(Dataset excerpts)

********************

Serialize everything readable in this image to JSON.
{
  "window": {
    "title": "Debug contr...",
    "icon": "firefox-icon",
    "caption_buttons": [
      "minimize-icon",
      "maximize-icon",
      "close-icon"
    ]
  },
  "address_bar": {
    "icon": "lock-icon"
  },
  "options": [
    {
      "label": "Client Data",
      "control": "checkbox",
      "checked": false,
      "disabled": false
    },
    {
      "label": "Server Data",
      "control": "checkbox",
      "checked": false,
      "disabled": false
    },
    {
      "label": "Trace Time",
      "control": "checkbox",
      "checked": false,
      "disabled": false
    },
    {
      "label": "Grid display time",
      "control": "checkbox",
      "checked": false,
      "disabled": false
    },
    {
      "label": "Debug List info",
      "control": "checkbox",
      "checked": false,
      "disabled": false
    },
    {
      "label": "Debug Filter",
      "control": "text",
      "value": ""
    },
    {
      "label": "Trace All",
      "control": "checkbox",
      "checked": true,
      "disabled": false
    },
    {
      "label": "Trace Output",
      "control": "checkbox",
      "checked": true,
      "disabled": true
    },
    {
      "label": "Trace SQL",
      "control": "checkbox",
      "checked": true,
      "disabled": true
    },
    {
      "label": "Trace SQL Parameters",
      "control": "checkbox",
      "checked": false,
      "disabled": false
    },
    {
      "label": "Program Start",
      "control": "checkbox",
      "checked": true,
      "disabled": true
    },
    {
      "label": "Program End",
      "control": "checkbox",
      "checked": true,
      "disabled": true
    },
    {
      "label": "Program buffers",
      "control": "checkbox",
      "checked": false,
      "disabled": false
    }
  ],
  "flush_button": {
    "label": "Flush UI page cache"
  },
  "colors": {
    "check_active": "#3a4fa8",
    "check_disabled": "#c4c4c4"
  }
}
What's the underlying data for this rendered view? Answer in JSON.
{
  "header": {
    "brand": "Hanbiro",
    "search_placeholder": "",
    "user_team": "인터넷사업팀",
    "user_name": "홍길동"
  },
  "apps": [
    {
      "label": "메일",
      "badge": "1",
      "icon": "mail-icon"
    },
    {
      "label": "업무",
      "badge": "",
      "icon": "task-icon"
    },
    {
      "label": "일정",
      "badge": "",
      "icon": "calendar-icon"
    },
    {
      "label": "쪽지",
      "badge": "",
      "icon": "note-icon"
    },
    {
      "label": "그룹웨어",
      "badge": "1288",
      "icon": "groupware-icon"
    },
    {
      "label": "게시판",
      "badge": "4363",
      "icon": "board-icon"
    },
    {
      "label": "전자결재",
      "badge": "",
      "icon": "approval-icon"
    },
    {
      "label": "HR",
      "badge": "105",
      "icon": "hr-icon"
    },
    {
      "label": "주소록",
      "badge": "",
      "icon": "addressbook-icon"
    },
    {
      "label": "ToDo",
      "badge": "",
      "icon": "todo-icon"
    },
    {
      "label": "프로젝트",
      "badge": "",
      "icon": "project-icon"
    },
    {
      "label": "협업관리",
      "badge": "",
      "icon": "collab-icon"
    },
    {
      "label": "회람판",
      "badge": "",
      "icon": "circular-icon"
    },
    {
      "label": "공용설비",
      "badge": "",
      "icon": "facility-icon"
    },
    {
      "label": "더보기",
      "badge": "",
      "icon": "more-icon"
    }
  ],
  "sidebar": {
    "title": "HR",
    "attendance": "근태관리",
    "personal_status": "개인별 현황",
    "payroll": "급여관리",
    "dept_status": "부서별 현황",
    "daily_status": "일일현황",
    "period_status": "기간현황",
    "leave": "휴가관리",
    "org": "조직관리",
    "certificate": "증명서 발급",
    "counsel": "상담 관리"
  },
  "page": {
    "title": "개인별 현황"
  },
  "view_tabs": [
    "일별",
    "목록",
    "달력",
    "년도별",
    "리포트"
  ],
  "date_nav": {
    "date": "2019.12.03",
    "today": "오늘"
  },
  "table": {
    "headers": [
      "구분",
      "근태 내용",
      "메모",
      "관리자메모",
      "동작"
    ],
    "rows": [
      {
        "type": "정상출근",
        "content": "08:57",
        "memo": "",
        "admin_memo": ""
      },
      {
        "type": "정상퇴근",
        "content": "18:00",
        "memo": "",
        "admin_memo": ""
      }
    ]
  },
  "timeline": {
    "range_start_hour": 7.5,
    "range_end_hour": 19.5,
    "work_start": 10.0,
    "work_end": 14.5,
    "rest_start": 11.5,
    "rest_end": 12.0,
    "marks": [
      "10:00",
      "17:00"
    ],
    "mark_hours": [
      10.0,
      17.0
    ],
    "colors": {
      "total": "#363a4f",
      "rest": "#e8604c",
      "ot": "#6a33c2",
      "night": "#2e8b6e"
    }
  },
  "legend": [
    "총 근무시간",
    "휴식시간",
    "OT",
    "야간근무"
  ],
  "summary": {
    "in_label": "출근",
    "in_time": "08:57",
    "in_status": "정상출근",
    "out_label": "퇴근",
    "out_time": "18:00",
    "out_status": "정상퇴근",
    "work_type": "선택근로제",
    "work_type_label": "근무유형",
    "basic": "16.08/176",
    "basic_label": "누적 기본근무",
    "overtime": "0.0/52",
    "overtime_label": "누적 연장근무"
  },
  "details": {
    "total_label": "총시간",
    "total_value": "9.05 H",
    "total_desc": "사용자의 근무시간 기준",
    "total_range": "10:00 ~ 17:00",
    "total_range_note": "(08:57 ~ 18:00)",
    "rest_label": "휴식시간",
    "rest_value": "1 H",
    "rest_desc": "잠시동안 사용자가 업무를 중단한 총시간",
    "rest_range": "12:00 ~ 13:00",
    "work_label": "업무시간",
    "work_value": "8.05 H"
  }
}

********************

* [WHAT IS NEEDED]
Every entry must be output again, exactly as written above.

* [COMPLETE ANSWER]
Serialize everything readable in this image to JSON.
{
  "window": {
    "title": "Debug contr...",
    "icon": "firefox-icon",
    "caption_buttons": [
      "minimize-icon",
      "maximize-icon",
      "close-icon"
    ]
  },
  "address_bar": {
    "icon": "lock-icon"
  },
  "options": [
    {
      "label": "Client Data",
      "control": "checkbox",
      "checked": false,
      "disabled": false
    },
    {
      "label": "Server Data",
      "control": "checkbox",
      "checked": false,
      "disabled": false
    },
    {
      "label": "Trace Time",
      "control": "checkbox",
      "checked": false,
      "disabled": false
    },
    {
      "label": "Grid display time",
      "control": "checkbox",
      "checked": false,
      "disabled": false
    },
    {
      "label": "Debug List info",
      "control": "checkbox",
      "checked": false,
      "disabled": false
    },
    {
      "label": "Debug Filter",
      "control": "text",
      "value": ""
    },
    {
      "label": "Trace All",
      "control": "checkbox",
      "checked": true,
      "disabled": false
    },
    {
      "label": "Trace Output",
      "control": "checkbox",
      "checked": true,
      "disabled": true
    },
    {
      "label": "Trace SQL",
      "control": "checkbox",
      "checked": true,
      "disabled": true
    },
    {
      "label": "Trace SQL Parameters",
      "control": "checkbox",
      "checked": false,
      "disabled": false
    },
    {
      "label": "Program Start",
      "control": "checkbox",
      "checked": true,
      "disabled": true
    },
    {
      "label": "Program End",
      "control": "checkbox",
      "checked": true,
      "disabled": true
    },
    {
      "label": "Program buffers",
      "control": "checkbox",
      "checked": false,
      "disabled": false
    }
  ],
  "flush_button": {
    "label": "Flush UI page cache"
  },
  "colors": {
    "check_active": "#3a4fa8",
    "check_disabled": "#c4c4c4"
  }
}
What's the underlying data for this rendered view? Answer in JSON.
{
  "header": {
    "brand": "Hanbiro",
    "search_placeholder": "",
    "user_team": "인터넷사업팀",
    "user_name": "홍길동"
  },
  "apps": [
    {
      "label": "메일",
      "badge": "1",
      "icon": "mail-icon"
    },
    {
      "label": "업무",
      "badge": "",
      "icon": "task-icon"
    },
    {
      "label": "일정",
      "badge": "",
      "icon": "calendar-icon"
    },
    {
      "label": "쪽지",
      "badge": "",
      "icon": "note-icon"
    },
    {
      "label": "그룹웨어",
      "badge": "1288",
      "icon": "groupware-icon"
    },
    {
      "label": "게시판",
      "badge": "4363",
      "icon": "board-icon"
    },
    {
      "label": "전자결재",
      "badge": "",
      "icon": "approval-icon"
    },
    {
      "label": "HR",
      "badge": "105",
      "icon": "hr-icon"
    },
    {
      "label": "주소록",
      "badge": "",
      "icon": "addressbook-icon"
    },
    {
      "label": "ToDo",
      "badge": "",
      "icon": "todo-icon"
    },
    {
      "label": "프로젝트",
      "badge": "",
      "icon": "project-icon"
    },
    {
      "label": "협업관리",
      "badge": "",
      "icon": "collab-icon"
    },
    {
      "label": "회람판",
      "badge": "",
      "icon": "circular-icon"
    },
    {
      "label": "공용설비",
      "badge": "",
      "icon": "facility-icon"
    },
    {
      "label": "더보기",
      "badge": "",
      "icon": "more-icon"
    }
  ],
  "sidebar": {
    "title": "HR",
    "attendance": "근태관리",
    "personal_status": "개인별 현황",
    "payroll": "급여관리",
    "dept_status": "부서별 현황",
    "daily_status": "일일현황",
    "period_status": "기간현황",
    "leave": "휴가관리",
    "org": "조직관리",
    "certificate": "증명서 발급",
    "counsel": "상담 관리"
  },
  "page": {
    "title": "개인별 현황"
  },
  "view_tabs": [
    "일별",
    "목록",
    "달력",
    "년도별",
    "리포트"
  ],
  "date_nav": {
    "date": "2019.12.03",
    "today": "오늘"
  },
  "table": {
    "headers": [
      "구분",
      "근태 내용",
      "메모",
      "관리자메모",
      "동작"
    ],
    "rows": [
      {
        "type": "정상출근",
        "content": "08:57",
        "memo": "",
        "admin_memo": ""
      },
      {
        "type": "정상퇴근",
        "content": "18:00",
        "memo": "",
        "admin_memo": ""
      }
    ]
  },
  "timeline": {
    "range_start_hour": 7.5,
    "range_end_hour": 19.5,
    "work_start": 10.0,
    "work_end": 14.5,
    "rest_start": 11.5,
    "rest_end": 12.0,
    "marks": [
      "10:00",
      "17:00"
    ],
    "mark_hours": [
      10.0,
      17.0
    ],
    "colors": {
      "total": "#363a4f",
      "rest": "#e8604c",
      "ot": "#6a33c2",
      "night": "#2e8b6e"
    }
  },
  "legend": [
    "총 근무시간",
    "휴식시간",
    "OT",
    "야간근무"
  ],
  "summary": {
    "in_label": "출근",
    "in_time": "08:57",
    "in_status": "정상출근",
    "out_label": "퇴근",
    "out_time": "18:00",
    "out_status": "정상퇴근",
    "work_type": "선택근로제",
    "work_type_label": "근무유형",
    "basic": "16.08/176",
    "basic_label": "누적 기본근무",
    "overtime": "0.0/52",
    "overtime_label": "누적 연장근무"
  },
  "details": {
    "total_label": "총시간",
    "total_value": "9.05 H",
    "total_desc": "사용자의 근무시간 기준",
    "total_range": "10:00 ~ 17:00",
    "total_range_note": "(08:57 ~ 18:00)",
    "rest_label": "휴식시간",
    "rest_value": "1 H",
    "rest_desc": "잠시동안 사용자가 업무를 중단한 총시간",
    "rest_range": "12:00 ~ 13:00",
    "work_label": "업무시간",
    "work_value": "8.05 H"
  }
}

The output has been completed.